--- Start Data shown ---

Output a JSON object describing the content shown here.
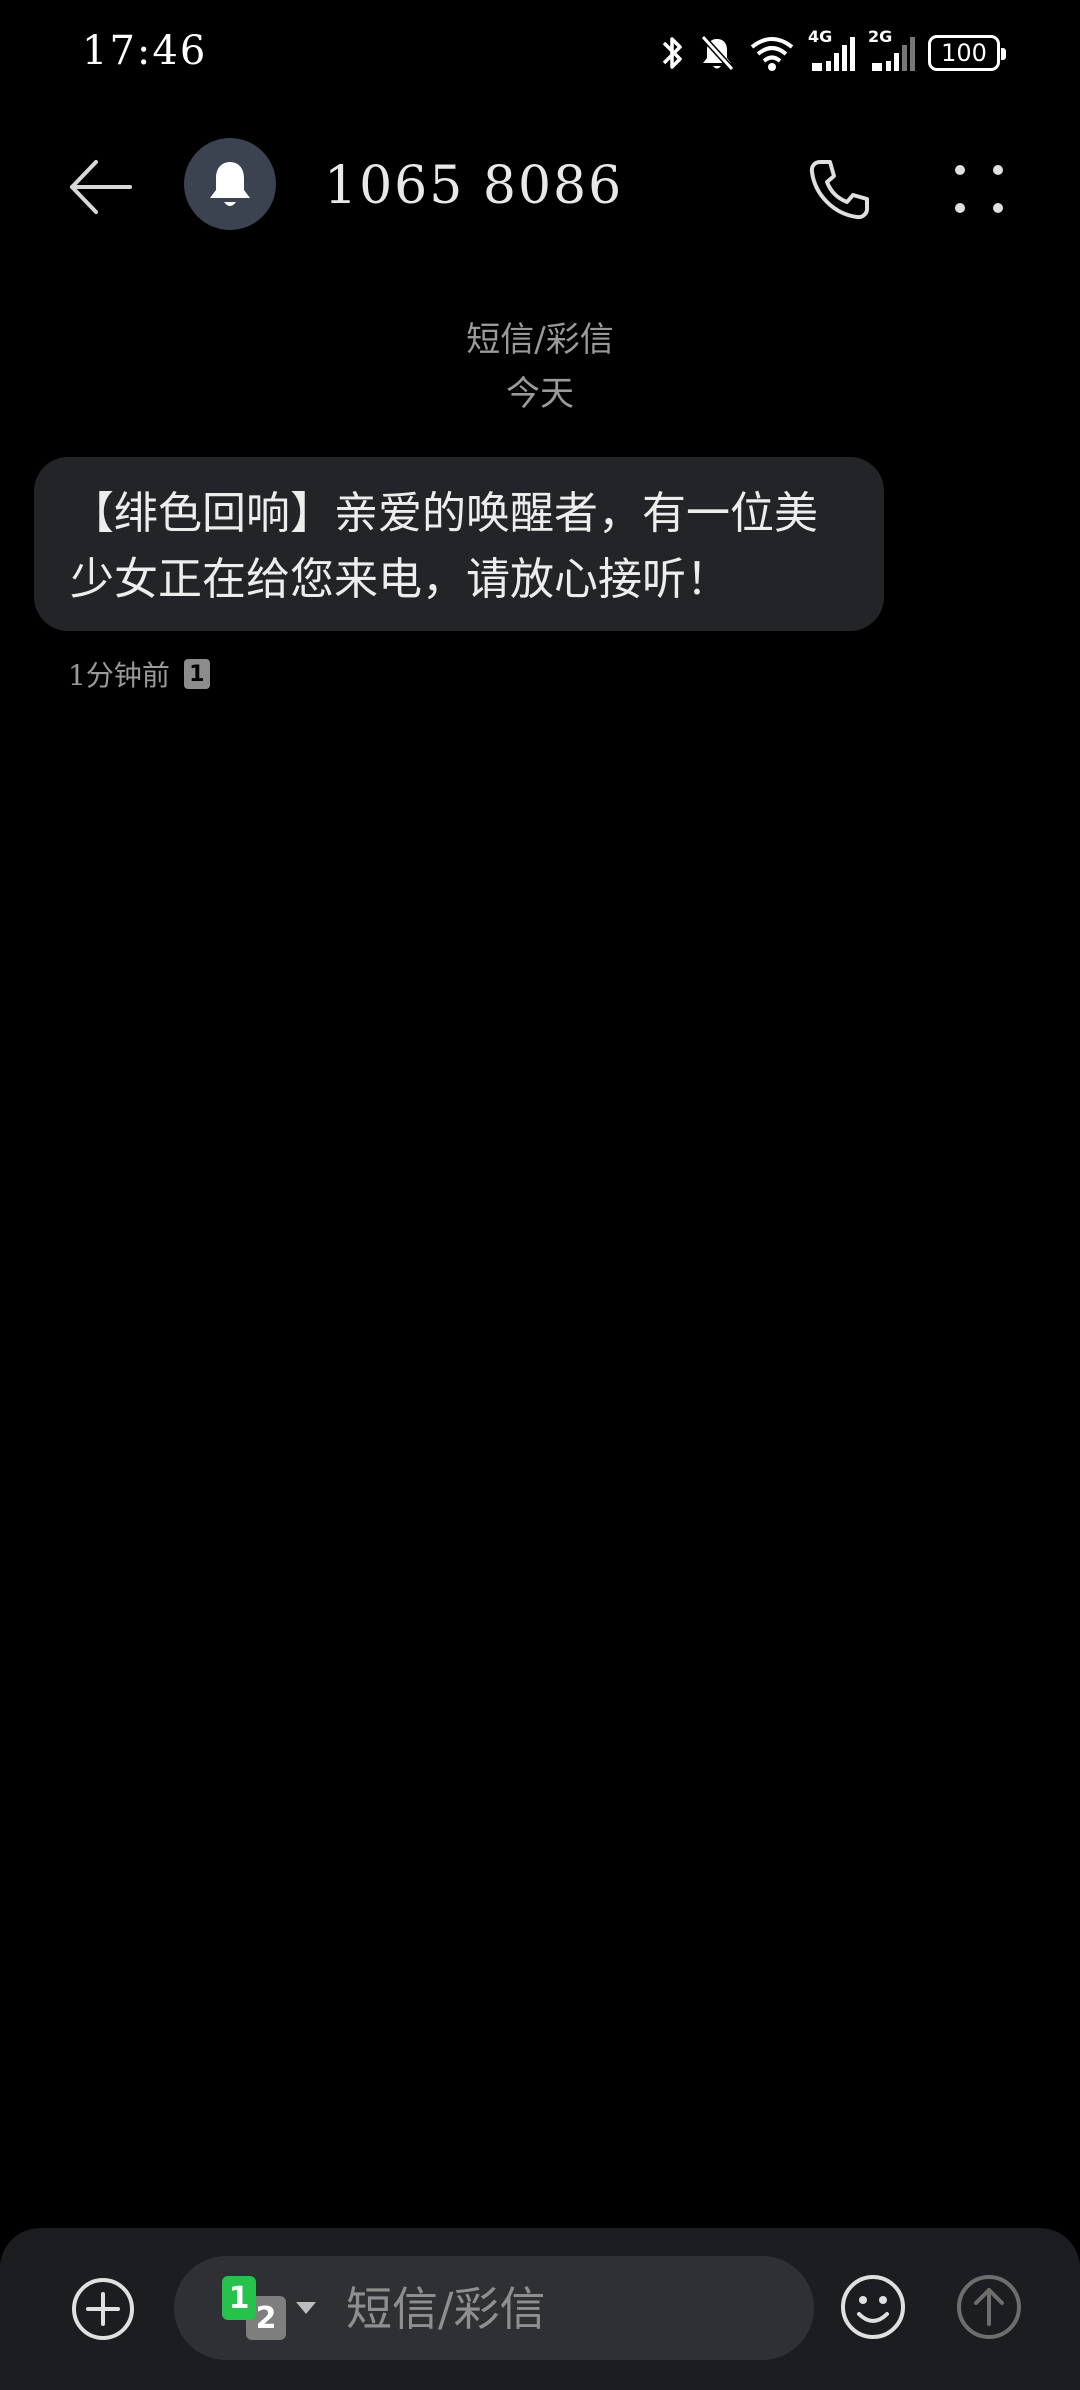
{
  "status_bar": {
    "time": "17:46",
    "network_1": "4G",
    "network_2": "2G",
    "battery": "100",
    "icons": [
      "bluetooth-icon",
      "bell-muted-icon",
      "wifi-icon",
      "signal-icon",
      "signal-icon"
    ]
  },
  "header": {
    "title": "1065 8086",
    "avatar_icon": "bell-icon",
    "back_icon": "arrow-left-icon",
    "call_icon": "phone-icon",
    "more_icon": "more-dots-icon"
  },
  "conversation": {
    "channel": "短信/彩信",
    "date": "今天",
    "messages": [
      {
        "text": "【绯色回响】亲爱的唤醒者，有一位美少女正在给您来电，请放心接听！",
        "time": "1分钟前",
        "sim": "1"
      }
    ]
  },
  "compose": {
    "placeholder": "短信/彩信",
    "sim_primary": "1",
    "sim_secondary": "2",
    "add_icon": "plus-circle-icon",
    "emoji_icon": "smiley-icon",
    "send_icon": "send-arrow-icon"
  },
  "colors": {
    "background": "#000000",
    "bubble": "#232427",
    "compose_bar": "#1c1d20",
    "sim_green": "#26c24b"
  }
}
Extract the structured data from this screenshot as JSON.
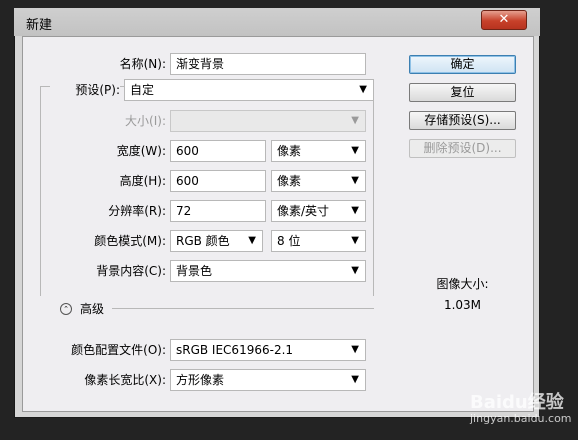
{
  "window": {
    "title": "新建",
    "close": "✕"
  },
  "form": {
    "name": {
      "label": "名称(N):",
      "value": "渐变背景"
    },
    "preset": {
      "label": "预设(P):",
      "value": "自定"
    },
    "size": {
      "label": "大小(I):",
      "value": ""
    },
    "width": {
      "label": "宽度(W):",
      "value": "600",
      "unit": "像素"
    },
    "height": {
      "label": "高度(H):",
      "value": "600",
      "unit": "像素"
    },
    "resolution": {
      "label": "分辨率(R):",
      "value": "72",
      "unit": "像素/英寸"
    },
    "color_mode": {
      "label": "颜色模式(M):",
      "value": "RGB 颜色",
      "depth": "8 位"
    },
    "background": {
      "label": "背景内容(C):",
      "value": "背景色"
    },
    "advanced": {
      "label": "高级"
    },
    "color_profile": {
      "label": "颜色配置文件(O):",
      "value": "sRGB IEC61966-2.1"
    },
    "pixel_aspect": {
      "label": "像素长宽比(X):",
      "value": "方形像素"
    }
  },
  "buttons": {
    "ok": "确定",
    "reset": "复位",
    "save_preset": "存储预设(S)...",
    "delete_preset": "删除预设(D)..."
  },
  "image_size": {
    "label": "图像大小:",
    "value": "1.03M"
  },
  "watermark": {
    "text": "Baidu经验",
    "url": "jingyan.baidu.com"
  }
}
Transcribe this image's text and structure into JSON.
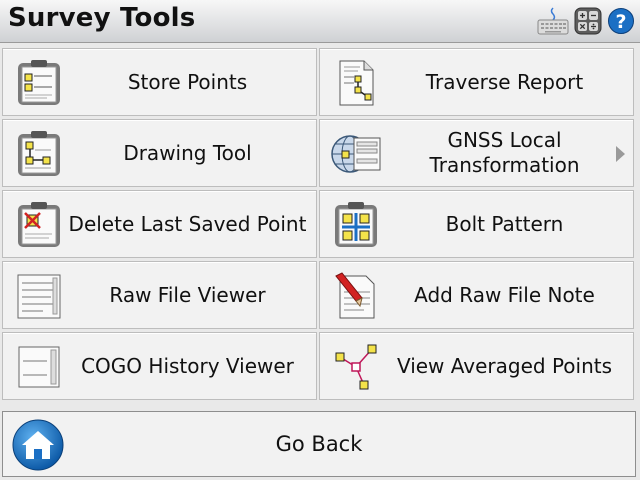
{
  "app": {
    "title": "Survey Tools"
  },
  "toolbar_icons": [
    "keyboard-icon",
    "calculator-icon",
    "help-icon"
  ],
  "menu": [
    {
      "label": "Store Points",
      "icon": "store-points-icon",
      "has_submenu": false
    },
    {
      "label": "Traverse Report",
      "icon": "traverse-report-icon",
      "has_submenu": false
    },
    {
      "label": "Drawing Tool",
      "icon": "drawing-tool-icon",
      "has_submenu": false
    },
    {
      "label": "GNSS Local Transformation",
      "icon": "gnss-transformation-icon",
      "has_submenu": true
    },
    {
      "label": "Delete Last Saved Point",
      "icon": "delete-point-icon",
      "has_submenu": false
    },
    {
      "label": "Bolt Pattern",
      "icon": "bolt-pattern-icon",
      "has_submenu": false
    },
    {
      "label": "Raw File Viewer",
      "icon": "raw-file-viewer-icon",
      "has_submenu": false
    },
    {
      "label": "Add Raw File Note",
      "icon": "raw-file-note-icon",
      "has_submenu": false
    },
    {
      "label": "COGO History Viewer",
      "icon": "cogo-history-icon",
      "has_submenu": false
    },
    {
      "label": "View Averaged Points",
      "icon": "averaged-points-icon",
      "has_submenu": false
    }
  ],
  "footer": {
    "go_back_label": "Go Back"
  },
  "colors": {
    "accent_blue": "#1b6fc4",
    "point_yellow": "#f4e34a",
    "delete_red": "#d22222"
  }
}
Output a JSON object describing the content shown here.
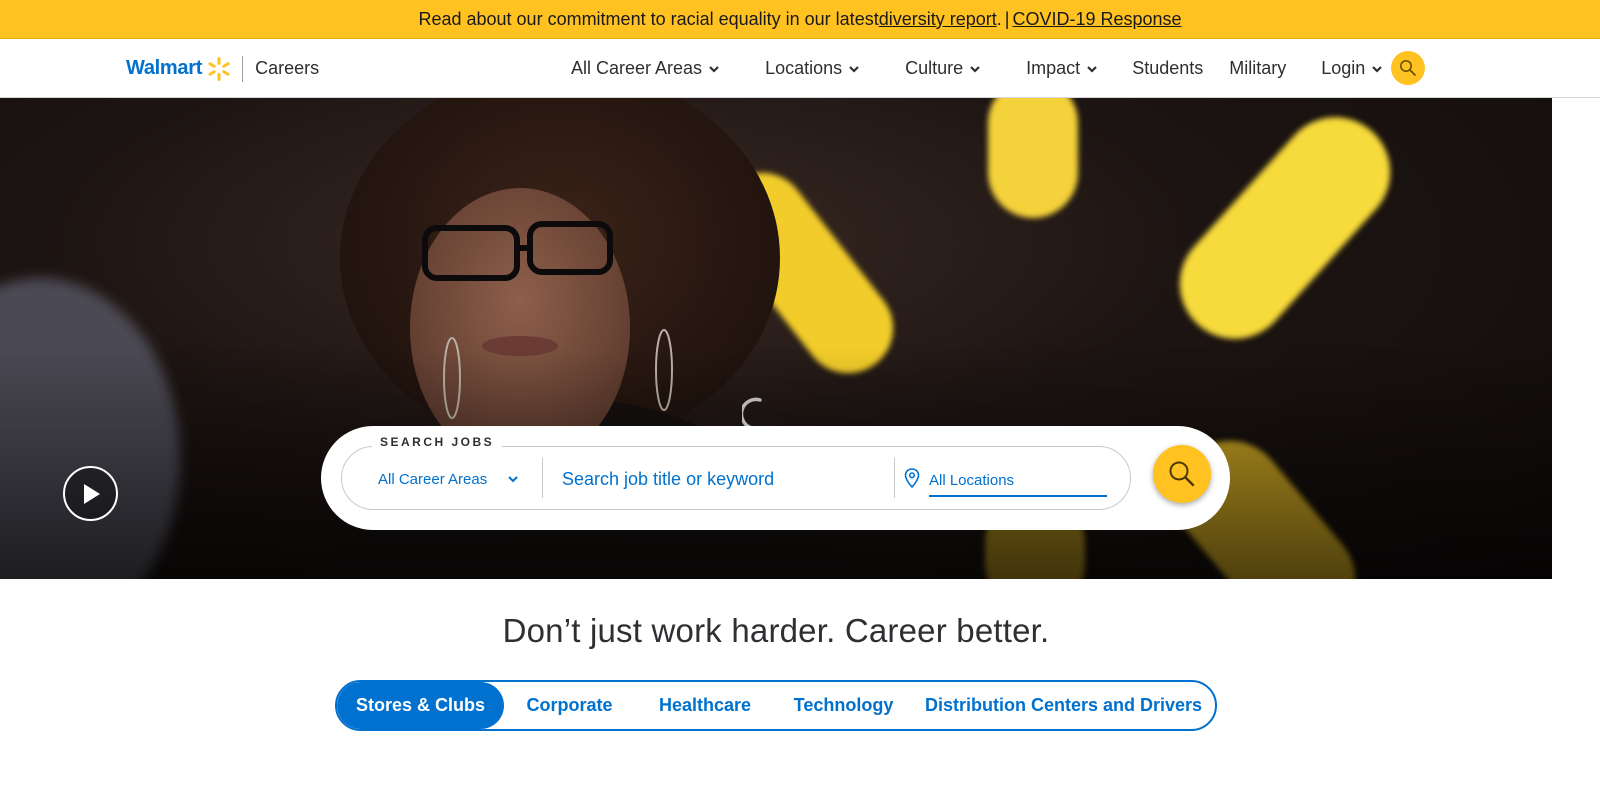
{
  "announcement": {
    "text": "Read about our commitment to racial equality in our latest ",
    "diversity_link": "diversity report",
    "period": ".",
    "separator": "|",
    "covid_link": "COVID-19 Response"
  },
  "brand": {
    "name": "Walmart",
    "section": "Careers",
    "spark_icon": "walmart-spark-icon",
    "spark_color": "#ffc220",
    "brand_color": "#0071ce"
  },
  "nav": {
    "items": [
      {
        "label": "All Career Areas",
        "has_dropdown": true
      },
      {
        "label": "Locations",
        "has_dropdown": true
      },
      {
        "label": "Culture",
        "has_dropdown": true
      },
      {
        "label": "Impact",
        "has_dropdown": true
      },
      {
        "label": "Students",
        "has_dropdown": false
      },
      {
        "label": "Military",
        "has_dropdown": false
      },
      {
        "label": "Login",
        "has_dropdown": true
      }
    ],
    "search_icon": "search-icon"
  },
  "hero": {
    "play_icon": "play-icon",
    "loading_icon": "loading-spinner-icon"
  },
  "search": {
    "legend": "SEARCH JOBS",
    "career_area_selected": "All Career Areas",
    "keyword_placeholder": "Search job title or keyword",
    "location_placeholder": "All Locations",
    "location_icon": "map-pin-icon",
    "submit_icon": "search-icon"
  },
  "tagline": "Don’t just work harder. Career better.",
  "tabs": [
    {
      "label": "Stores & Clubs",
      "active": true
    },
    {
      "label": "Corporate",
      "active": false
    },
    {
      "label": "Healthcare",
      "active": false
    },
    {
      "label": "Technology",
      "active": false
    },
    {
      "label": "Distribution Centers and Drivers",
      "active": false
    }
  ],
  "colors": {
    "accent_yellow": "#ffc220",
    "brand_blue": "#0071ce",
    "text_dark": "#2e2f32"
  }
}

--- End Data shown ---

Retype the entries word for word. Omit any images.

Output a JSON object describing the content shown here.
{
  "status_bar": {
    "time": "17:46",
    "network_1": "4G",
    "network_2": "2G",
    "battery": "100",
    "icons": [
      "bluetooth-icon",
      "bell-muted-icon",
      "wifi-icon",
      "signal-icon",
      "signal-icon"
    ]
  },
  "header": {
    "title": "1065 8086",
    "avatar_icon": "bell-icon",
    "back_icon": "arrow-left-icon",
    "call_icon": "phone-icon",
    "more_icon": "more-dots-icon"
  },
  "conversation": {
    "channel": "短信/彩信",
    "date": "今天",
    "messages": [
      {
        "text": "【绯色回响】亲爱的唤醒者，有一位美少女正在给您来电，请放心接听！",
        "time": "1分钟前",
        "sim": "1"
      }
    ]
  },
  "compose": {
    "placeholder": "短信/彩信",
    "sim_primary": "1",
    "sim_secondary": "2",
    "add_icon": "plus-circle-icon",
    "emoji_icon": "smiley-icon",
    "send_icon": "send-arrow-icon"
  },
  "colors": {
    "background": "#000000",
    "bubble": "#232427",
    "compose_bar": "#1c1d20",
    "sim_green": "#26c24b"
  }
}
Extract the structured data from this screenshot as JSON.
{
  "window": {
    "title": "新建",
    "close": "✕"
  },
  "form": {
    "name": {
      "label": "名称(N):",
      "value": "渐变背景"
    },
    "preset": {
      "label": "预设(P):",
      "value": "自定"
    },
    "size": {
      "label": "大小(I):",
      "value": ""
    },
    "width": {
      "label": "宽度(W):",
      "value": "600",
      "unit": "像素"
    },
    "height": {
      "label": "高度(H):",
      "value": "600",
      "unit": "像素"
    },
    "resolution": {
      "label": "分辨率(R):",
      "value": "72",
      "unit": "像素/英寸"
    },
    "color_mode": {
      "label": "颜色模式(M):",
      "value": "RGB 颜色",
      "depth": "8 位"
    },
    "background": {
      "label": "背景内容(C):",
      "value": "背景色"
    },
    "advanced": {
      "label": "高级"
    },
    "color_profile": {
      "label": "颜色配置文件(O):",
      "value": "sRGB IEC61966-2.1"
    },
    "pixel_aspect": {
      "label": "像素长宽比(X):",
      "value": "方形像素"
    }
  },
  "buttons": {
    "ok": "确定",
    "reset": "复位",
    "save_preset": "存储预设(S)...",
    "delete_preset": "删除预设(D)..."
  },
  "image_size": {
    "label": "图像大小:",
    "value": "1.03M"
  },
  "watermark": {
    "text": "Baidu经验",
    "url": "jingyan.baidu.com"
  }
}
Transcribe this image's text and structure into JSON.
{
  "app": {
    "title": "Survey Tools"
  },
  "toolbar_icons": [
    "keyboard-icon",
    "calculator-icon",
    "help-icon"
  ],
  "menu": [
    {
      "label": "Store Points",
      "icon": "store-points-icon",
      "has_submenu": false
    },
    {
      "label": "Traverse Report",
      "icon": "traverse-report-icon",
      "has_submenu": false
    },
    {
      "label": "Drawing Tool",
      "icon": "drawing-tool-icon",
      "has_submenu": false
    },
    {
      "label": "GNSS Local Transformation",
      "icon": "gnss-transformation-icon",
      "has_submenu": true
    },
    {
      "label": "Delete Last Saved Point",
      "icon": "delete-point-icon",
      "has_submenu": false
    },
    {
      "label": "Bolt Pattern",
      "icon": "bolt-pattern-icon",
      "has_submenu": false
    },
    {
      "label": "Raw File Viewer",
      "icon": "raw-file-viewer-icon",
      "has_submenu": false
    },
    {
      "label": "Add Raw File Note",
      "icon": "raw-file-note-icon",
      "has_submenu": false
    },
    {
      "label": "COGO History Viewer",
      "icon": "cogo-history-icon",
      "has_submenu": false
    },
    {
      "label": "View Averaged Points",
      "icon": "averaged-points-icon",
      "has_submenu": false
    }
  ],
  "footer": {
    "go_back_label": "Go Back"
  },
  "colors": {
    "accent_blue": "#1b6fc4",
    "point_yellow": "#f4e34a",
    "delete_red": "#d22222"
  }
}
Output a JSON object describing the content shown here.
{
  "announcement": {
    "text": "Read about our commitment to racial equality in our latest ",
    "diversity_link": "diversity report",
    "period": ".",
    "separator": "|",
    "covid_link": "COVID-19 Response"
  },
  "brand": {
    "name": "Walmart",
    "section": "Careers",
    "spark_icon": "walmart-spark-icon",
    "spark_color": "#ffc220",
    "brand_color": "#0071ce"
  },
  "nav": {
    "items": [
      {
        "label": "All Career Areas",
        "has_dropdown": true
      },
      {
        "label": "Locations",
        "has_dropdown": true
      },
      {
        "label": "Culture",
        "has_dropdown": true
      },
      {
        "label": "Impact",
        "has_dropdown": true
      },
      {
        "label": "Students",
        "has_dropdown": false
      },
      {
        "label": "Military",
        "has_dropdown": false
      },
      {
        "label": "Login",
        "has_dropdown": true
      }
    ],
    "search_icon": "search-icon"
  },
  "hero": {
    "play_icon": "play-icon",
    "loading_icon": "loading-spinner-icon"
  },
  "search": {
    "legend": "SEARCH JOBS",
    "career_area_selected": "All Career Areas",
    "keyword_placeholder": "Search job title or keyword",
    "location_placeholder": "All Locations",
    "location_icon": "map-pin-icon",
    "submit_icon": "search-icon"
  },
  "tagline": "Don’t just work harder. Career better.",
  "tabs": [
    {
      "label": "Stores & Clubs",
      "active": true
    },
    {
      "label": "Corporate",
      "active": false
    },
    {
      "label": "Healthcare",
      "active": false
    },
    {
      "label": "Technology",
      "active": false
    },
    {
      "label": "Distribution Centers and Drivers",
      "active": false
    }
  ],
  "colors": {
    "accent_yellow": "#ffc220",
    "brand_blue": "#0071ce",
    "text_dark": "#2e2f32"
  }
}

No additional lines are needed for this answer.